Make an exact copy of each entry, leaving out every picture.

=-=-=-=-=

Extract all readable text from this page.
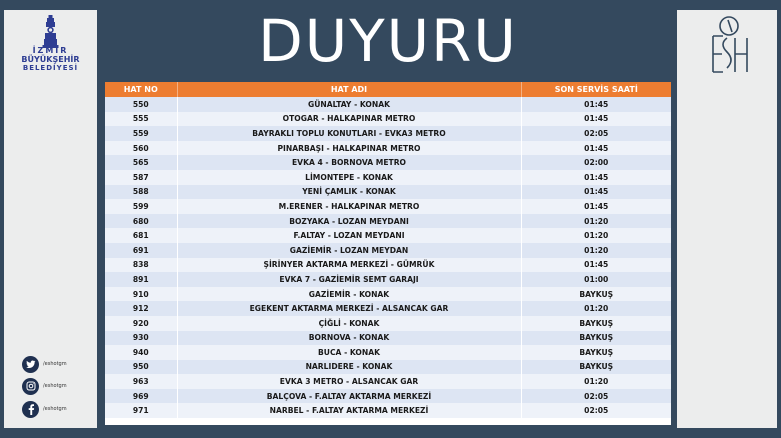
İZMİR
BÜYÜKŞEHİR
BELEDİYESİ	DUYURU
HAT NO	HAT ADI	SON SERVİS SAATİ
550	GÜNALTAY - KONAK	01:45
555	OTOGAR - HALKAPINAR METRO	01:45
559	BAYRAKLI TOPLU KONUTLARI - EVKA3 METRO	02:05
560	PINARBAŞI - HALKAPINAR METRO	01:45
565	EVKA 4 - BORNOVA METRO	02:00
587	LİMONTEPE - KONAK	01:45
588	YENİ ÇAMLIK - KONAK	01:45
599	M.ERENER - HALKAPINAR METRO	01:45
680	BOZYAKA - LOZAN MEYDANI	01:20
681	F.ALTAY - LOZAN MEYDANI	01:20
691	GAZİEMİR - LOZAN MEYDAN	01:20
838	ŞİRİNYER AKTARMA MERKEZİ - GÜMRÜK	01:45
891	EVKA 7 - GAZİEMİR SEMT GARAJI	01:00
910	GAZİEMİR - KONAK	BAYKUŞ
912	EGEKENT AKTARMA MERKEZİ - ALSANCAK GAR	01:20
920	ÇİĞLİ - KONAK	BAYKUŞ
930	BORNOVA - KONAK	BAYKUŞ
940	BUCA - KONAK	BAYKUŞ
950	NARLIDERE - KONAK	BAYKUŞ
963	EVKA 3 METRO - ALSANCAK GAR	01:20
969	BALÇOVA - F.ALTAY AKTARMA MERKEZİ	02:05
971	NARBEL - F.ALTAY AKTARMA MERKEZİ	02:05
/eshotgm
/eshotgm
/eshotgm
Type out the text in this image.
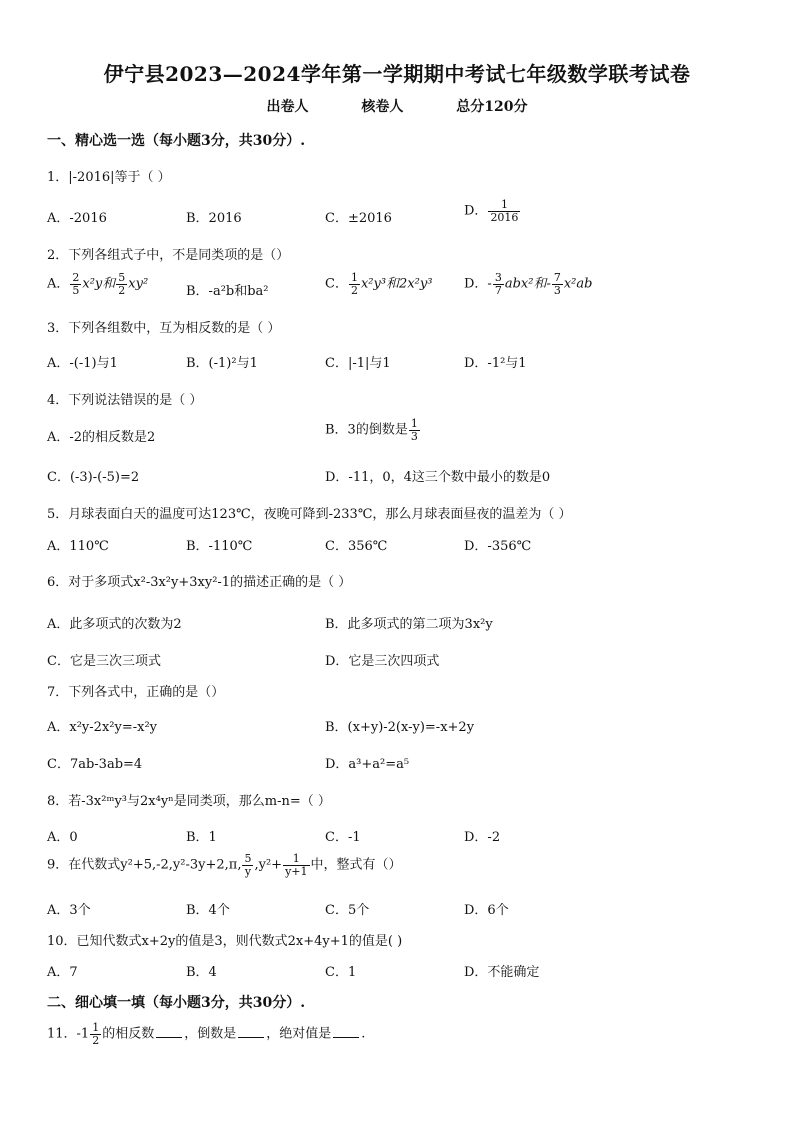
伊宁县2023—2024学年第一学期期中考试七年级数学联考试卷
出卷人	核卷人	总分120分
一、精心选一选（每小题3分，共30分）.
1．|-2016|等于（ ）
A．-2016	B．2016	C．±2016	D． $\frac{1}{2016}$
2．下列各组式子中，不是同类项的是（）
A． $\frac{2}{5} x^2y$和 $\frac{5}{2} xy^2$	B．-a²b和ba²	C． $\frac{1}{2} x^2y^3$和2x²y³ D．- $\frac{3}{7} abx^2$和- $\frac{7}{3} x^2ab$
3．下列各组数中，互为相反数的是（ ）
A．-(-1)与1	B．(-1)²与1	C．|-1|与1	D．-1²与1
4．下列说法错误的是（ ）
A．-2的相反数是2	B．3的倒数是 $\frac{1}{3}$
C．(-3)-(-5)=2	D．-11，0，4这三个数中最小的数是0
5．月球表面白天的温度可达123℃，夜晚可降到-233℃，那么月球表面昼夜的温差为（ ）
A．110℃	B．-110℃	C．356℃	D．-356℃
6．对于多项式x²-3x²y+3xy²-1的描述正确的是（ ）
A．此多项式的次数为2	B．此多项式的第二项为3x²y
C．它是三次三项式	D．它是三次四项式
7．下列各式中，正确的是（）
A．x²y-2x²y=-x²y	B．(x+y)-2(x-y)=-x+2y
C．7ab-3ab=4	D．a³+a²=a⁵
8．若-3x²ᵐy³与2x⁴yⁿ是同类项，那么m-n=（ ）
A．0	B．1	C．-1	D．-2
9．在代数式y²+5,-2,y²-3y+2,π, $\frac{5}{y} ,y^2+ \frac{1}{y+1}$ 中，整式有（）
A．3个	B．4个	C．5个	D．6个
10．已知代数式x+2y的值是3，则代数式2x+4y+1的值是( )
A．7	B．4	C．1	D．不能确定
二、细心填一填（每小题3分，共30分）.
11．$-1 \frac{1}{2}$ 的相反数 ，倒数是 ，绝对值是 .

=-=-=-=-=

» Response below
Extract all readable text from this page.
İZMİR
BÜYÜKŞEHİR
BELEDİYESİ	DUYURU
HAT NO	HAT ADI	SON SERVİS SAATİ
550	GÜNALTAY - KONAK	01:45
555	OTOGAR - HALKAPINAR METRO	01:45
559	BAYRAKLI TOPLU KONUTLARI - EVKA3 METRO	02:05
560	PINARBAŞI - HALKAPINAR METRO	01:45
565	EVKA 4 - BORNOVA METRO	02:00
587	LİMONTEPE - KONAK	01:45
588	YENİ ÇAMLIK - KONAK	01:45
599	M.ERENER - HALKAPINAR METRO	01:45
680	BOZYAKA - LOZAN MEYDANI	01:20
681	F.ALTAY - LOZAN MEYDANI	01:20
691	GAZİEMİR - LOZAN MEYDAN	01:20
838	ŞİRİNYER AKTARMA MERKEZİ - GÜMRÜK	01:45
891	EVKA 7 - GAZİEMİR SEMT GARAJI	01:00
910	GAZİEMİR - KONAK	BAYKUŞ
912	EGEKENT AKTARMA MERKEZİ - ALSANCAK GAR	01:20
920	ÇİĞLİ - KONAK	BAYKUŞ
930	BORNOVA - KONAK	BAYKUŞ
940	BUCA - KONAK	BAYKUŞ
950	NARLIDERE - KONAK	BAYKUŞ
963	EVKA 3 METRO - ALSANCAK GAR	01:20
969	BALÇOVA - F.ALTAY AKTARMA MERKEZİ	02:05
971	NARBEL - F.ALTAY AKTARMA MERKEZİ	02:05
/eshotgm
/eshotgm
/eshotgm
Type out the text in this image.
伊宁县2023—2024学年第一学期期中考试七年级数学联考试卷
出卷人	核卷人	总分120分
一、精心选一选（每小题3分，共30分）.
1．|-2016|等于（ ）
A．-2016	B．2016	C．±2016	D． $\frac{1}{2016}$
2．下列各组式子中，不是同类项的是（）
A． $\frac{2}{5} x^2y$和 $\frac{5}{2} xy^2$	B．-a²b和ba²	C． $\frac{1}{2} x^2y^3$和2x²y³ D．- $\frac{3}{7} abx^2$和- $\frac{7}{3} x^2ab$
3．下列各组数中，互为相反数的是（ ）
A．-(-1)与1	B．(-1)²与1	C．|-1|与1	D．-1²与1
4．下列说法错误的是（ ）
A．-2的相反数是2	B．3的倒数是 $\frac{1}{3}$
C．(-3)-(-5)=2	D．-11，0，4这三个数中最小的数是0
5．月球表面白天的温度可达123℃，夜晚可降到-233℃，那么月球表面昼夜的温差为（ ）
A．110℃	B．-110℃	C．356℃	D．-356℃
6．对于多项式x²-3x²y+3xy²-1的描述正确的是（ ）
A．此多项式的次数为2	B．此多项式的第二项为3x²y
C．它是三次三项式	D．它是三次四项式
7．下列各式中，正确的是（）
A．x²y-2x²y=-x²y	B．(x+y)-2(x-y)=-x+2y
C．7ab-3ab=4	D．a³+a²=a⁵
8．若-3x²ᵐy³与2x⁴yⁿ是同类项，那么m-n=（ ）
A．0	B．1	C．-1	D．-2
9．在代数式y²+5,-2,y²-3y+2,π, $\frac{5}{y} ,y^2+ \frac{1}{y+1}$ 中，整式有（）
A．3个	B．4个	C．5个	D．6个
10．已知代数式x+2y的值是3，则代数式2x+4y+1的值是( )
A．7	B．4	C．1	D．不能确定
二、细心填一填（每小题3分，共30分）.
11．$-1 \frac{1}{2}$ 的相反数 ，倒数是 ，绝对值是 .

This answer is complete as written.